## BEGIN AVAILABLE DATA
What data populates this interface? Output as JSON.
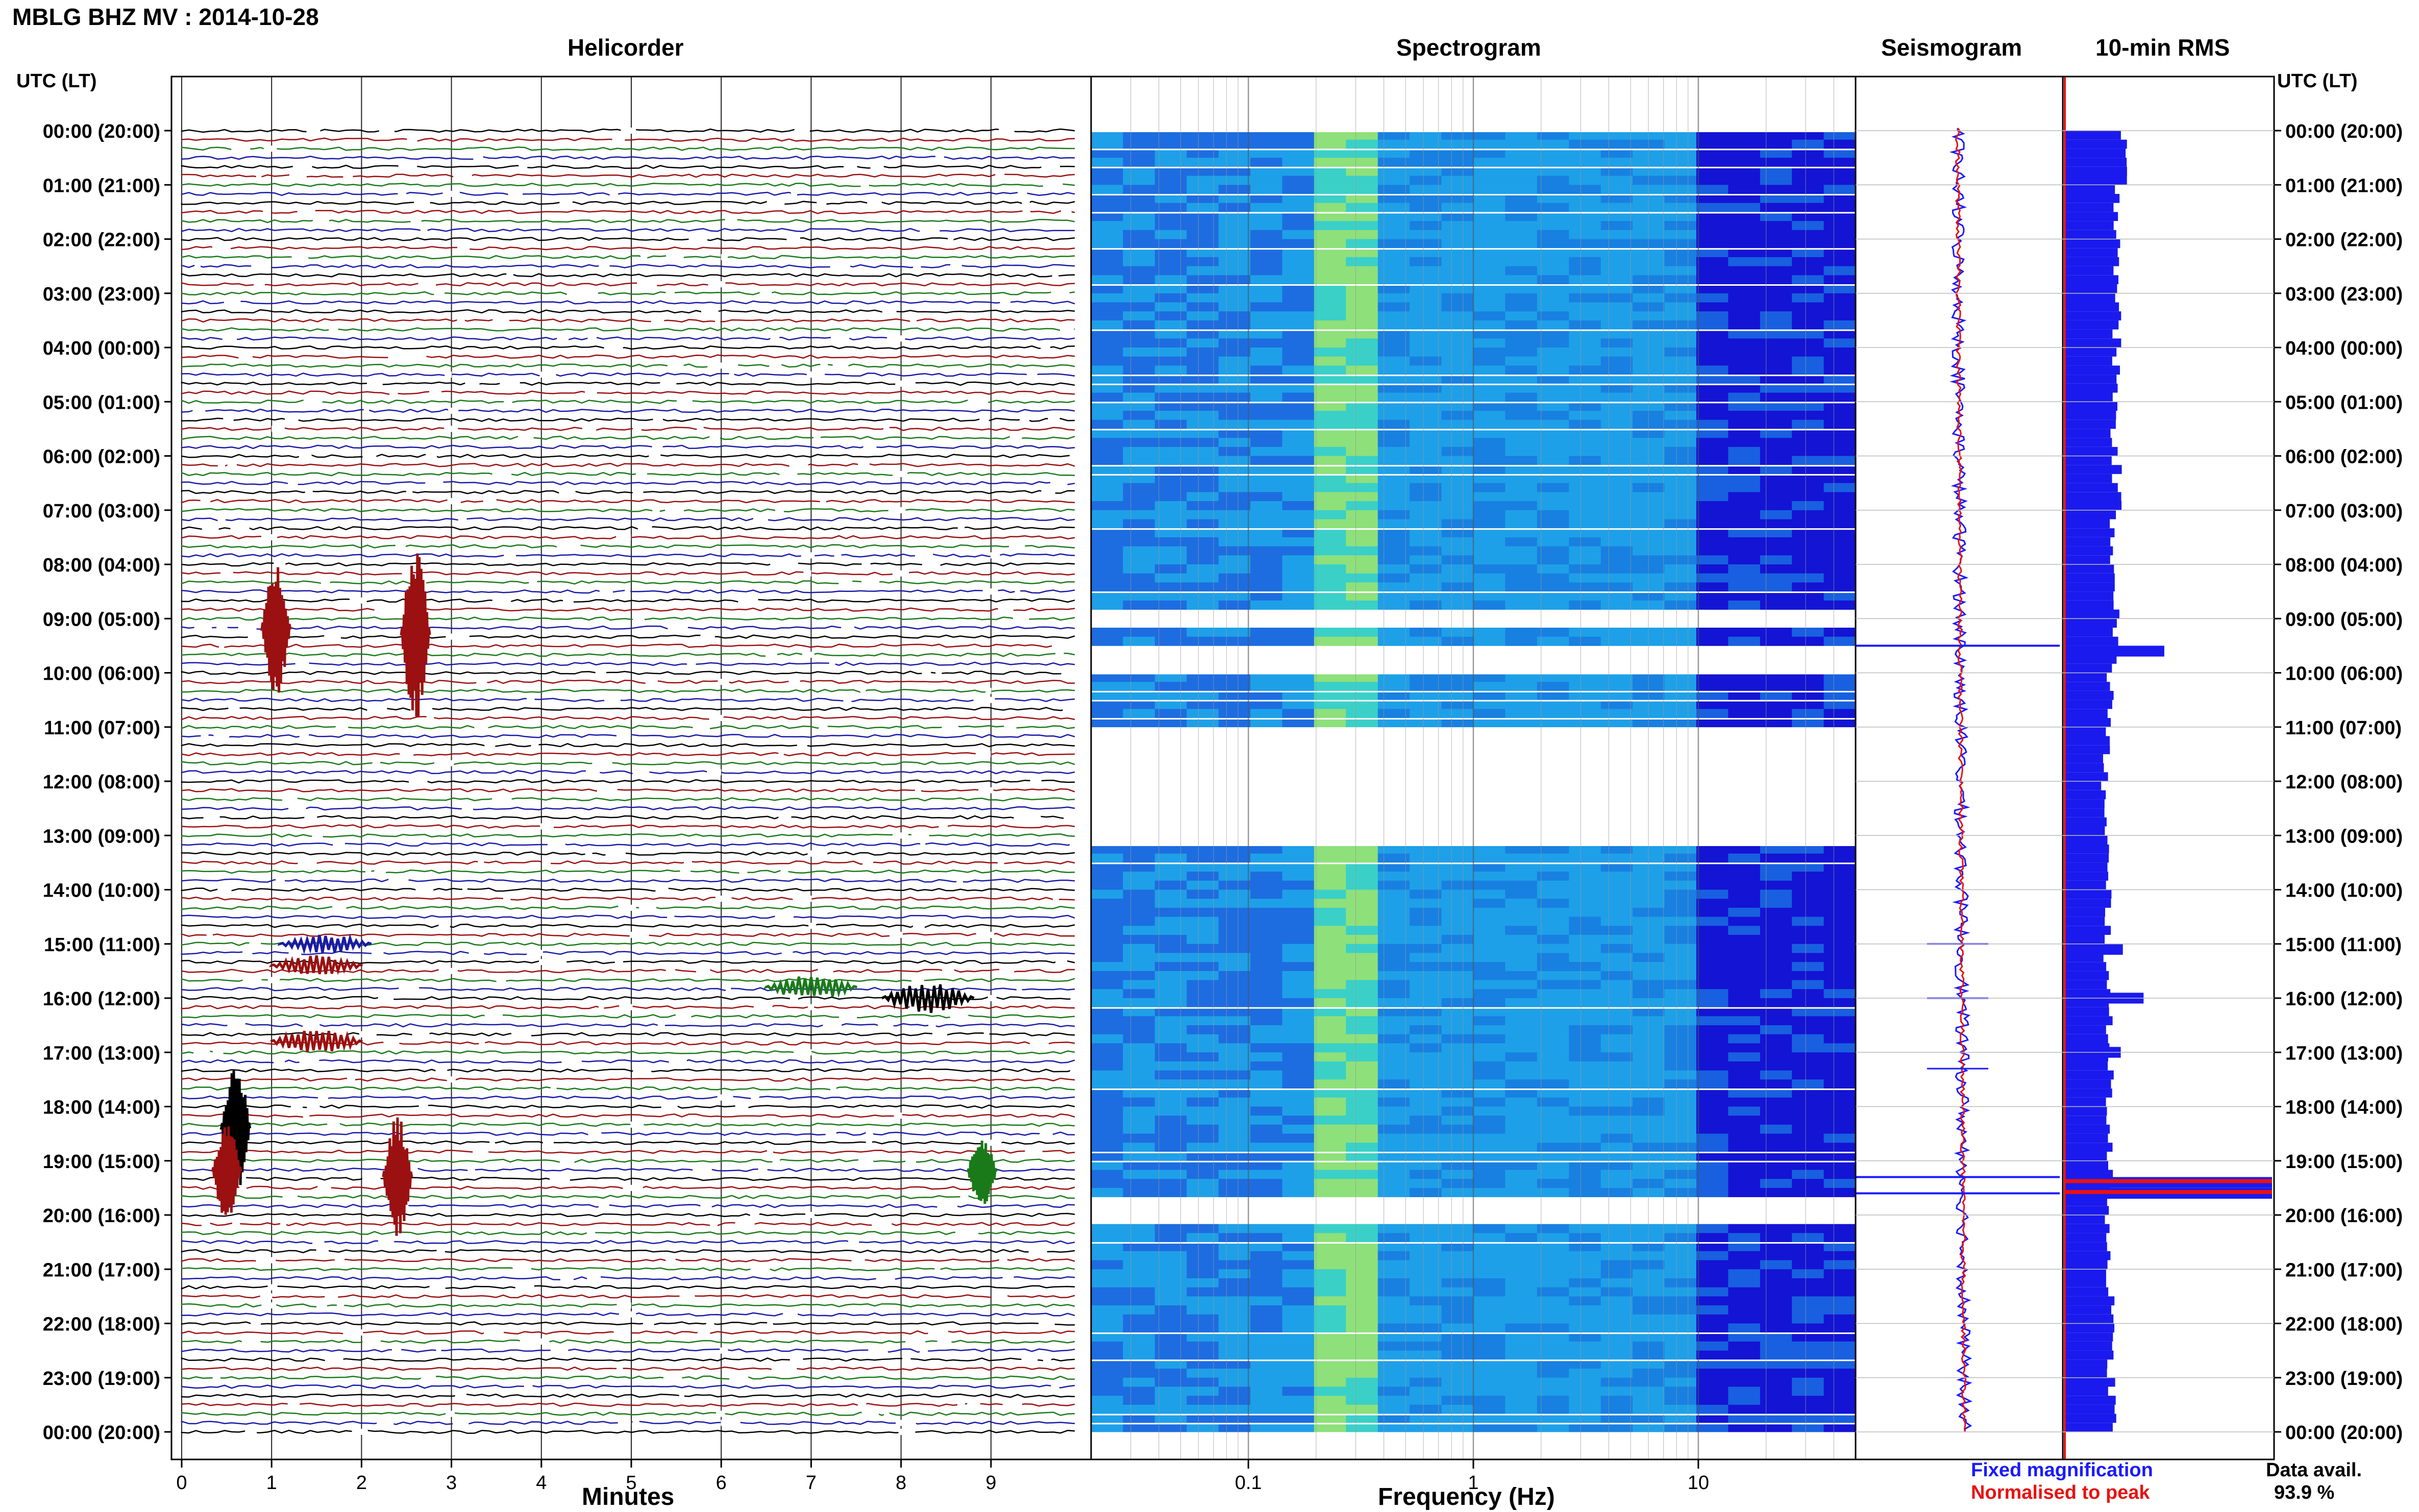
{
  "title": "MBLG BHZ MV : 2014-10-28",
  "utc_header": "UTC (LT)",
  "panels": {
    "helicorder": "Helicorder",
    "spectrogram": "Spectrogram",
    "seismogram": "Seismogram",
    "rms": "10-min RMS"
  },
  "xlabels": {
    "helicorder": "Minutes",
    "spectrogram": "Frequency (Hz)"
  },
  "legend": {
    "fixed": "Fixed magnification",
    "normalised": "Normalised to peak",
    "fixed_color": "#1a1aff",
    "normalised_color": "#e81212"
  },
  "data_avail": {
    "label": "Data avail.",
    "value": "93.9 %"
  },
  "colors": {
    "trace_cycle": [
      "#000000",
      "#9b1010",
      "#1a7a1a",
      "#1a1aa8"
    ],
    "rms_fill": "#1a1aee",
    "spec_low": "#1414d4",
    "spec_mid": "#1ea0e8",
    "spec_high": "#8ee07a"
  },
  "chart_data": [
    {
      "type": "line",
      "name": "helicorder",
      "title": "Helicorder",
      "xlabel": "Minutes",
      "xlim": [
        0,
        10
      ],
      "xticks": [
        "0",
        "1",
        "2",
        "3",
        "4",
        "5",
        "6",
        "7",
        "8",
        "9"
      ],
      "ytick_labels": [
        "00:00 (20:00)",
        "01:00 (21:00)",
        "02:00 (22:00)",
        "03:00 (23:00)",
        "04:00 (00:00)",
        "05:00 (01:00)",
        "06:00 (02:00)",
        "07:00 (03:00)",
        "08:00 (04:00)",
        "09:00 (05:00)",
        "10:00 (06:00)",
        "11:00 (07:00)",
        "12:00 (08:00)",
        "13:00 (09:00)",
        "14:00 (10:00)",
        "15:00 (11:00)",
        "16:00 (12:00)",
        "17:00 (13:00)",
        "18:00 (14:00)",
        "19:00 (15:00)",
        "20:00 (16:00)",
        "21:00 (17:00)",
        "22:00 (18:00)",
        "23:00 (19:00)",
        "00:00 (20:00)"
      ],
      "hours": 24,
      "lines_per_hour": 6,
      "events": [
        {
          "utc_hour": 9.2,
          "minute": 1.05,
          "amp": 2.2,
          "color": "#9b1010"
        },
        {
          "utc_hour": 9.3,
          "minute": 2.6,
          "amp": 3.0,
          "color": "#9b1010"
        },
        {
          "utc_hour": 15.0,
          "minute": 1.6,
          "amp": 0.3,
          "color": "#1a1aa8"
        },
        {
          "utc_hour": 15.4,
          "minute": 1.5,
          "amp": 0.35,
          "color": "#9b1010"
        },
        {
          "utc_hour": 15.8,
          "minute": 7.0,
          "amp": 0.4,
          "color": "#1a7a1a"
        },
        {
          "utc_hour": 16.0,
          "minute": 8.3,
          "amp": 0.5,
          "color": "#000000"
        },
        {
          "utc_hour": 16.8,
          "minute": 1.5,
          "amp": 0.4,
          "color": "#9b1010"
        },
        {
          "utc_hour": 18.4,
          "minute": 0.6,
          "amp": 2.2,
          "color": "#000000"
        },
        {
          "utc_hour": 19.2,
          "minute": 0.5,
          "amp": 1.6,
          "color": "#9b1010"
        },
        {
          "utc_hour": 19.2,
          "minute": 8.9,
          "amp": 1.2,
          "color": "#1a7a1a"
        },
        {
          "utc_hour": 19.3,
          "minute": 2.4,
          "amp": 2.0,
          "color": "#9b1010"
        }
      ]
    },
    {
      "type": "heatmap",
      "name": "spectrogram",
      "title": "Spectrogram",
      "xlabel": "Frequency (Hz)",
      "xscale": "log",
      "xlim": [
        0.02,
        50
      ],
      "xticks": [
        0.1,
        1,
        10
      ],
      "xtick_labels": [
        "0.1",
        "1",
        "10"
      ],
      "gap_hours": [
        [
          8.8,
          9.0
        ],
        [
          9.5,
          9.9
        ],
        [
          11.0,
          11.7
        ],
        [
          11.8,
          13.1
        ],
        [
          19.6,
          20.0
        ]
      ],
      "peak_band_hz": [
        0.2,
        0.35
      ]
    },
    {
      "type": "line",
      "name": "seismogram",
      "title": "Seismogram",
      "events_utc_hour": [
        9.5,
        15.0,
        16.0,
        17.3,
        19.3,
        19.6
      ]
    },
    {
      "type": "bar",
      "name": "10-min RMS",
      "title": "10-min RMS",
      "orientation": "horizontal",
      "ytick_labels": [
        "00:00 (20:00)",
        "01:00 (21:00)",
        "02:00 (22:00)",
        "03:00 (23:00)",
        "04:00 (00:00)",
        "05:00 (01:00)",
        "06:00 (02:00)",
        "07:00 (03:00)",
        "08:00 (04:00)",
        "09:00 (05:00)",
        "10:00 (06:00)",
        "11:00 (07:00)",
        "12:00 (08:00)",
        "13:00 (09:00)",
        "14:00 (10:00)",
        "15:00 (11:00)",
        "16:00 (12:00)",
        "17:00 (13:00)",
        "18:00 (14:00)",
        "19:00 (15:00)",
        "20:00 (16:00)",
        "21:00 (17:00)",
        "22:00 (18:00)",
        "23:00 (19:00)",
        "00:00 (20:00)"
      ],
      "values_per_hour": [
        0.28,
        0.26,
        0.26,
        0.25,
        0.25,
        0.24,
        0.25,
        0.24,
        0.25,
        0.24,
        0.22,
        0.2,
        0.19,
        0.2,
        0.21,
        0.2,
        0.22,
        0.22,
        0.21,
        0.22,
        0.21,
        0.22,
        0.22,
        0.23,
        0.24
      ],
      "spikes": [
        {
          "utc_hour": 9.5,
          "value": 0.48
        },
        {
          "utc_hour": 15.0,
          "value": 0.28
        },
        {
          "utc_hour": 15.9,
          "value": 0.38
        },
        {
          "utc_hour": 16.9,
          "value": 0.27
        },
        {
          "utc_hour": 19.3,
          "value": 1.0
        },
        {
          "utc_hour": 19.5,
          "value": 1.0
        }
      ]
    }
  ]
}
## END AVAILABLE DATA
EXERCISE OBJECTIVE: From the records, copy every line that has the string "type" in it.

CORRECT OUTPUT:
      "type": "line",
      "type": "heatmap",
      "type": "line",
      "type": "bar",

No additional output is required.